╭──
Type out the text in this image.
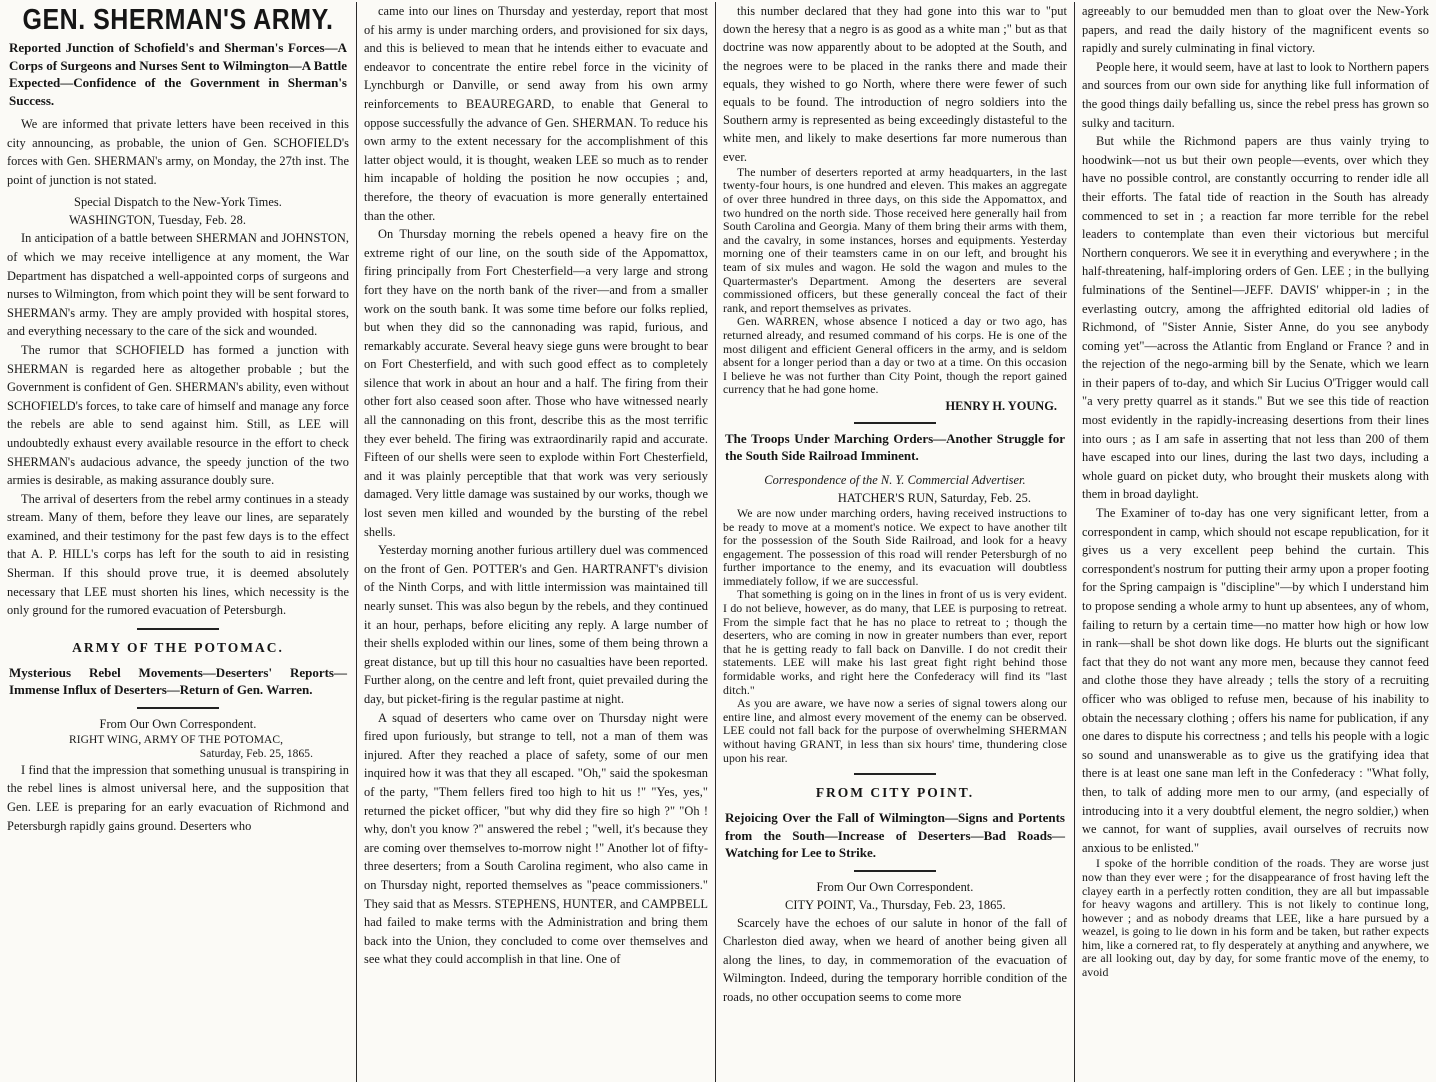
GEN. SHERMAN'S ARMY.
Reported Junction of Schofield's and Sherman's Forces—A Corps of Surgeons and Nurses Sent to Wilmington—A Battle Expected—Confidence of the Government in Sherman's Success.

We are informed that private letters have been received in this city announcing, as probable, the union of Gen. SCHOFIELD's forces with Gen. SHERMAN's army, on Monday, the 27th inst. The point of junction is not stated.

Special Dispatch to the New-York Times.

WASHINGTON, Tuesday, Feb. 28.

In anticipation of a battle between SHERMAN and JOHNSTON, of which we may receive intelligence at any moment, the War Department has dispatched a well-appointed corps of surgeons and nurses to Wilmington, from which point they will be sent forward to SHERMAN's army. They are amply provided with hospital stores, and everything necessary to the care of the sick and wounded.

The rumor that SCHOFIELD has formed a junction with SHERMAN is regarded here as altogether probable ; but the Government is confident of Gen. SHERMAN's ability, even without SCHOFIELD's forces, to take care of himself and manage any force the rebels are able to send against him. Still, as LEE will undoubtedly exhaust every available resource in the effort to check SHERMAN's audacious advance, the speedy junction of the two armies is desirable, as making assurance doubly sure.

The arrival of deserters from the rebel army continues in a steady stream. Many of them, before they leave our lines, are separately examined, and their testimony for the past few days is to the effect that A. P. HILL's corps has left for the south to aid in resisting Sherman. If this should prove true, it is deemed absolutely necessary that LEE must shorten his lines, which necessity is the only ground for the rumored evacuation of Petersburgh.

ARMY OF THE POTOMAC.
Mysterious Rebel Movements—Deserters' Reports—Immense Influx of Deserters—Return of Gen. Warren.

From Our Own Correspondent.

RIGHT WING, ARMY OF THE POTOMAC,

Saturday, Feb. 25, 1865.

I find that the impression that something unusual is transpiring in the rebel lines is almost universal here, and the supposition that Gen. LEE is preparing for an early evacuation of Richmond and Petersburgh rapidly gains ground. Deserters who

came into our lines on Thursday and yesterday, report that most of his army is under marching orders, and provisioned for six days, and this is believed to mean that he intends either to evacuate and endeavor to concentrate the entire rebel force in the vicinity of Lynchburgh or Danville, or send away from his own army reinforcements to BEAUREGARD, to enable that General to oppose successfully the advance of Gen. SHERMAN. To reduce his own army to the extent necessary for the accomplishment of this latter object would, it is thought, weaken LEE so much as to render him incapable of holding the position he now occupies ; and, therefore, the theory of evacuation is more generally entertained than the other.

On Thursday morning the rebels opened a heavy fire on the extreme right of our line, on the south side of the Appomattox, firing principally from Fort Chesterfield—a very large and strong fort they have on the north bank of the river—and from a smaller work on the south bank. It was some time before our folks replied, but when they did so the cannonading was rapid, furious, and remarkably accurate. Several heavy siege guns were brought to bear on Fort Chesterfield, and with such good effect as to completely silence that work in about an hour and a half. The firing from their other fort also ceased soon after. Those who have witnessed nearly all the cannonading on this front, describe this as the most terrific they ever beheld. The firing was extraordinarily rapid and accurate. Fifteen of our shells were seen to explode within Fort Chesterfield, and it was plainly perceptible that that work was very seriously damaged. Very little damage was sustained by our works, though we lost seven men killed and wounded by the bursting of the rebel shells.

Yesterday morning another furious artillery duel was commenced on the front of Gen. POTTER's and Gen. HARTRANFT's division of the Ninth Corps, and with little intermission was maintained till nearly sunset. This was also begun by the rebels, and they continued it an hour, perhaps, before eliciting any reply. A large number of their shells exploded within our lines, some of them being thrown a great distance, but up till this hour no casualties have been reported. Further along, on the centre and left front, quiet prevailed during the day, but picket-firing is the regular pastime at night.

A squad of deserters who came over on Thursday night were fired upon furiously, but strange to tell, not a man of them was injured. After they reached a place of safety, some of our men inquired how it was that they all escaped. "Oh," said the spokesman of the party, "Them fellers fired too high to hit us !" "Yes, yes," returned the picket officer, "but why did they fire so high ?" "Oh ! why, don't you know ?" answered the rebel ; "well, it's because they are coming over themselves to-morrow night !" Another lot of fifty-three deserters; from a South Carolina regiment, who also came in on Thursday night, reported themselves as "peace commissioners." They said that as Messrs. STEPHENS, HUNTER, and CAMPBELL had failed to make terms with the Administration and bring them back into the Union, they concluded to come over themselves and see what they could accomplish in that line. One of

this number declared that they had gone into this war to "put down the heresy that a negro is as good as a white man ;" but as that doctrine was now apparently about to be adopted at the South, and the negroes were to be placed in the ranks there and made their equals, they wished to go North, where there were fewer of such equals to be found. The introduction of negro soldiers into the Southern army is represented as being exceedingly distasteful to the white men, and likely to make desertions far more numerous than ever.

The number of deserters reported at army headquarters, in the last twenty-four hours, is one hundred and eleven. This makes an aggregate of over three hundred in three days, on this side the Appomattox, and two hundred on the north side. Those received here generally hail from South Carolina and Georgia. Many of them bring their arms with them, and the cavalry, in some instances, horses and equipments. Yesterday morning one of their teamsters came in on our left, and brought his team of six mules and wagon. He sold the wagon and mules to the Quartermaster's Department. Among the deserters are several commissioned officers, but these generally conceal the fact of their rank, and report themselves as privates.

Gen. WARREN, whose absence I noticed a day or two ago, has returned already, and resumed command of his corps. He is one of the most diligent and efficient General officers in the army, and is seldom absent for a longer period than a day or two at a time. On this occasion I believe he was not further than City Point, though the report gained currency that he had gone home.

HENRY H. YOUNG.
The Troops Under Marching Orders—Another Struggle for the South Side Railroad Imminent.

Correspondence of the N. Y. Commercial Advertiser.

HATCHER'S RUN, Saturday, Feb. 25.

We are now under marching orders, having received instructions to be ready to move at a moment's notice. We expect to have another tilt for the possession of the South Side Railroad, and look for a heavy engagement. The possession of this road will render Petersburgh of no further importance to the enemy, and its evacuation will doubtless immediately follow, if we are successful.

That something is going on in the lines in front of us is very evident. I do not believe, however, as do many, that LEE is purposing to retreat. From the simple fact that he has no place to retreat to ; though the deserters, who are coming in now in greater numbers than ever, report that he is getting ready to fall back on Danville. I do not credit their statements. LEE will make his last great fight right behind those formidable works, and right here the Confederacy will find its "last ditch."

As you are aware, we have now a series of signal towers along our entire line, and almost every movement of the enemy can be observed. LEE could not fall back for the purpose of overwhelming SHERMAN without having GRANT, in less than six hours' time, thundering close upon his rear.

FROM CITY POINT.
Rejoicing Over the Fall of Wilmington—Signs and Portents from the South—Increase of Deserters—Bad Roads—Watching for Lee to Strike.

From Our Own Correspondent.

CITY POINT, Va., Thursday, Feb. 23, 1865.

Scarcely have the echoes of our salute in honor of the fall of Charleston died away, when we heard of another being given all along the lines, to day, in commemoration of the evacuation of Wilmington. Indeed, during the temporary horrible condition of the roads, no other occupation seems to come more

agreeably to our bemudded men than to gloat over the New-York papers, and read the daily history of the magnificent events so rapidly and surely culminating in final victory.

People here, it would seem, have at last to look to Northern papers and sources from our own side for anything like full information of the good things daily befalling us, since the rebel press has grown so sulky and taciturn.

But while the Richmond papers are thus vainly trying to hoodwink—not us but their own people—events, over which they have no possible control, are constantly occurring to render idle all their efforts. The fatal tide of reaction in the South has already commenced to set in ; a reaction far more terrible for the rebel leaders to contemplate than even their victorious but merciful Northern conquerors. We see it in everything and everywhere ; in the half-threatening, half-imploring orders of Gen. LEE ; in the bullying fulminations of the Sentinel—JEFF. DAVIS' whipper-in ; in the everlasting outcry, among the affrighted editorial old ladies of Richmond, of "Sister Annie, Sister Anne, do you see anybody coming yet"—across the Atlantic from England or France ? and in the rejection of the nego-arming bill by the Senate, which we learn in their papers of to-day, and which Sir Lucius O'Trigger would call "a very pretty quarrel as it stands." But we see this tide of reaction most evidently in the rapidly-increasing desertions from their lines into ours ; as I am safe in asserting that not less than 200 of them have escaped into our lines, during the last two days, including a whole guard on picket duty, who brought their muskets along with them in broad daylight.

The Examiner of to-day has one very significant letter, from a correspondent in camp, which should not escape republication, for it gives us a very excellent peep behind the curtain. This correspondent's nostrum for putting their army upon a proper footing for the Spring campaign is "discipline"—by which I understand him to propose sending a whole army to hunt up absentees, any of whom, failing to return by a certain time—no matter how high or how low in rank—shall be shot down like dogs. He blurts out the significant fact that they do not want any more men, because they cannot feed and clothe those they have already ; tells the story of a recruiting officer who was obliged to refuse men, because of his inability to obtain the necessary clothing ; offers his name for publication, if any one dares to dispute his correctness ; and tells his people with a logic so sound and unanswerable as to give us the gratifying idea that there is at least one sane man left in the Confederacy : "What folly, then, to talk of adding more men to our army, (and especially of introducing into it a very doubtful element, the negro soldier,) when we cannot, for want of supplies, avail ourselves of recruits now anxious to be enlisted."

I spoke of the horrible condition of the roads. They are worse just now than they ever were ; for the disappearance of frost having left the clayey earth in a perfectly rotten condition, they are all but impassable for heavy wagons and artillery. This is not likely to continue long, however ; and as nobody dreams that LEE, like a hare pursued by a weazel, is going to lie down in his form and be taken, but rather expects him, like a cornered rat, to fly desperately at anything and anywhere, we are all looking out, day by day, for some frantic move of the enemy, to avoid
╰──
Copy all lines from the material that include "daily".

agreeably to our bemudded men than to gloat over the New-York papers, and read the daily history of the magnificent events so rapidly and surely culminating in final victory.
People here, it would seem, have at last to look to Northern papers and sources from our own side for anything like full information of the good things daily befalling us, since the rebel press has grown so sulky and taciturn.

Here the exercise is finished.